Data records
########
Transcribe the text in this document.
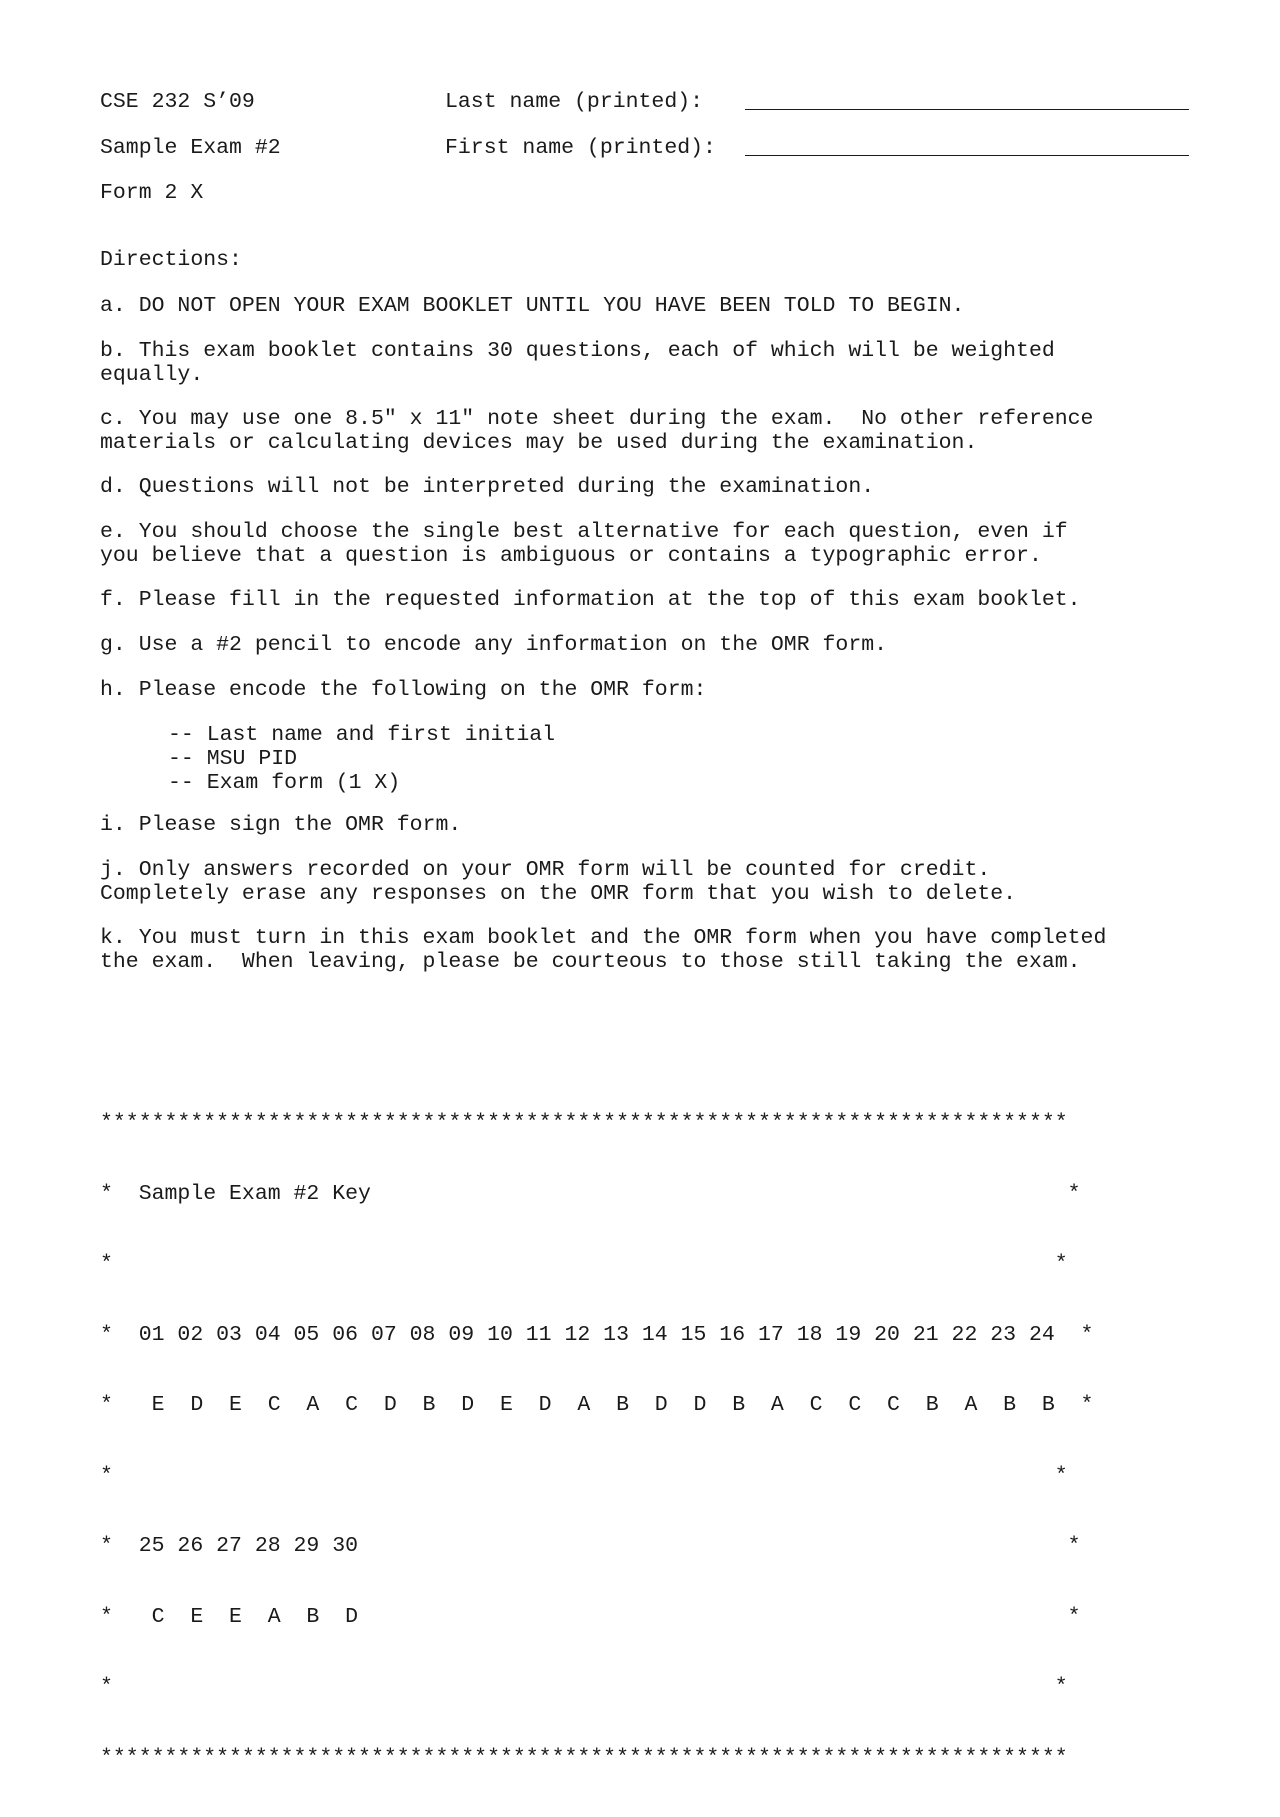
CSE 232 S’09	Last name (printed):
Sample Exam #2	First name (printed):
Form 2 X
Directions:
a. DO NOT OPEN YOUR EXAM BOOKLET UNTIL YOU HAVE BEEN TOLD TO BEGIN.
b. This exam booklet contains 30 questions, each of which will be weighted
equally.
c. You may use one 8.5" x 11" note sheet during the exam.  No other reference
materials or calculating devices may be used during the examination.
d. Questions will not be interpreted during the examination.
e. You should choose the single best alternative for each question, even if
you believe that a question is ambiguous or contains a typographic error.
f. Please fill in the requested information at the top of this exam booklet.
g. Use a #2 pencil to encode any information on the OMR form.
h. Please encode the following on the OMR form:
-- Last name and first initial
-- MSU PID
-- Exam form (1 X)
i. Please sign the OMR form.
j. Only answers recorded on your OMR form will be counted for credit.
Completely erase any responses on the OMR form that you wish to delete.
k. You must turn in this exam booklet and the OMR form when you have completed
the exam.  When leaving, please be courteous to those still taking the exam.

***************************************************************************

*  Sample Exam #2 Key                                                      *

*                                                                         *

*  01 02 03 04 05 06 07 08 09 10 11 12 13 14 15 16 17 18 19 20 21 22 23 24  *

*   E  D  E  C  A  C  D  B  D  E  D  A  B  D  D  B  A  C  C  C  B  A  B  B  *

*                                                                         *

*  25 26 27 28 29 30                                                       *

*   C  E  E  A  B  D                                                       *

*                                                                         *

***************************************************************************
########
_Your task_. Look through the entries above; copy each line where the string "during" appears.

_Expected answer_.
c. You may use one 8.5" x 11" note sheet during the exam.  No other reference
materials or calculating devices may be used during the examination.
d. Questions will not be interpreted during the examination.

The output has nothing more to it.